### Page excerpt
+++++

If the beacon signal is within a certain predetermined strength, consumer device 224 is assumed to be a certain distance from the display. At step 1520, the device activates the camera and provides a visual notification on the screen. In a preferred embodiment, the user notification includes instructions to direct the camera toward the display so that target marker 272 can be optically recognized.
At step 1521, the camera captures a picture of the display.
At step 1523, once the target marker is recognized, consumer device 224 analyzes the proximity of consumer device 224 based on the size of the target marker. In a preferred embodiment, proximity is analyzed by comparing the number of pixels in the target marker image to a table which provides an approximate distance from the display based on the number of pixels in the frame. An example of python code that can be used to accomplish this step is included in FIG. 19. In another preferred embodiment, the signal strength from the beacon is analyzed for proximity. A table is consulted where signal strength is compared to relative distances. If the strength of the signal is high, then the distances in the table are shorter, which indicate the closeness of consumer device 224 to display 240.
At step 1524, consumer device 224 sends the picture to server 210. At step 1525, server 210 stores and evaluates the picture for damage, required maintenance, and stocking level. In a preferred embodiment, the image of the display in the picture is compared side by side to an ideal picture of the display by a system operator who then manually enters a set of remedial instructions.
At step 1526, a status message and instructions are generated. At step 1527, the message and instructions are sent to technician device 232.
At step 1528, the technician device receives and stores the message and instructions. At step 1529 the technician device displays the message and instructions, along with a serial number identifying the display involved.
At step 1530, based on the proximity of the consumer to the display, consumer device 224 chooses an AR image from memory. In a preferred embodiment, an AR image is chosen to incentivize the consumer to approach the display and interact with it. For example, at a distance of ten meters the display comprises an incentive for a free product. At a distance of five meters the incentive is for two free products. At a distance of one meter the incentive is for three free products. Similarly, colors and image types can change to represent different products or characters based on the proximity of consumer device 224 to the display. In the same way, the AR images may be changed according to the consumer identity, GPS location or the time of day.
At step 1531, the AR image is overlaid onto the camera image by consumer device 224, as will be further described.
At step 1532, the proximity of consumer device 224 to the display is monitored. If consumer device 224 exceeds a predetermined distance from the display, then the overlay image is discontinued. In a preferred embodiment, the beacon signal is monitored for signal strength in order to determine proximity. If the beacon signal falls below a certain predetermined signal strength, then it is assumed that consumer device 224 is too far away from the display for the consumer to maintain interest. Hence, the image is discontinued.

+++++

### What you need to do
1. In the display proximity steps, what incentive is offered at a distance of five meters?
2. In the display proximity steps, swap "notification" for "alert" in the stretch from "If the beacon signal is" through "be optically recognized.".
The material that follows comes from a separate source.

### Recorded information
+++++

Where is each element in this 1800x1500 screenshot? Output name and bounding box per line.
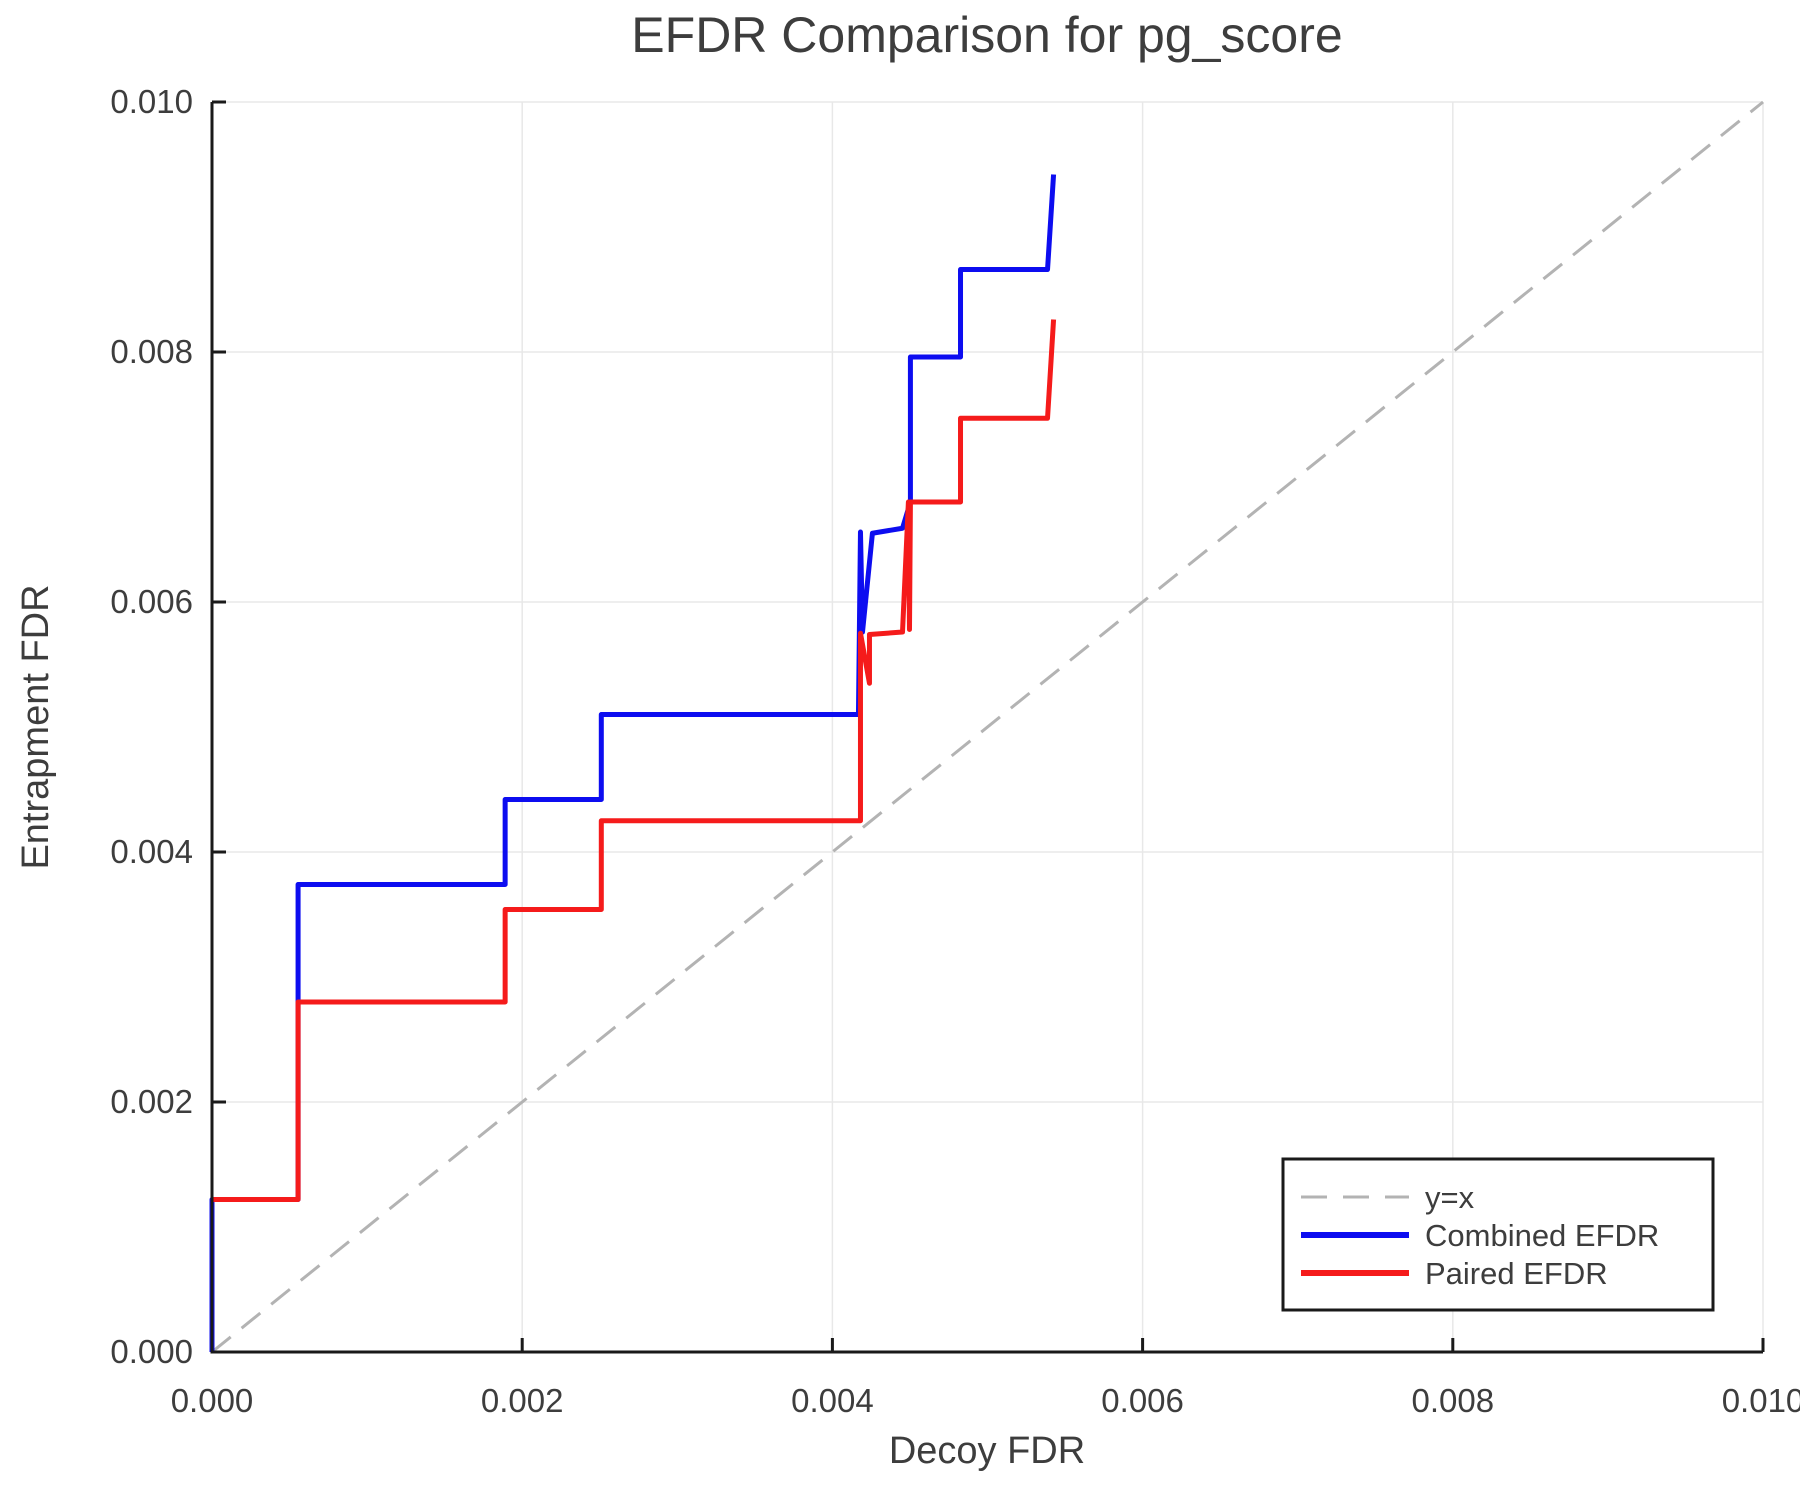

+++++

### Results
1. Two free products.

2.
If the beacon signal is within a certain predetermined strength, consumer device 224 is assumed to be a certain distance from the display. At step 1520, the device activates the camera and provides a visual alert on the screen. In a preferred embodiment, the user alert includes instructions to direct the camera toward the display so that target marker 272 can be optically recognized.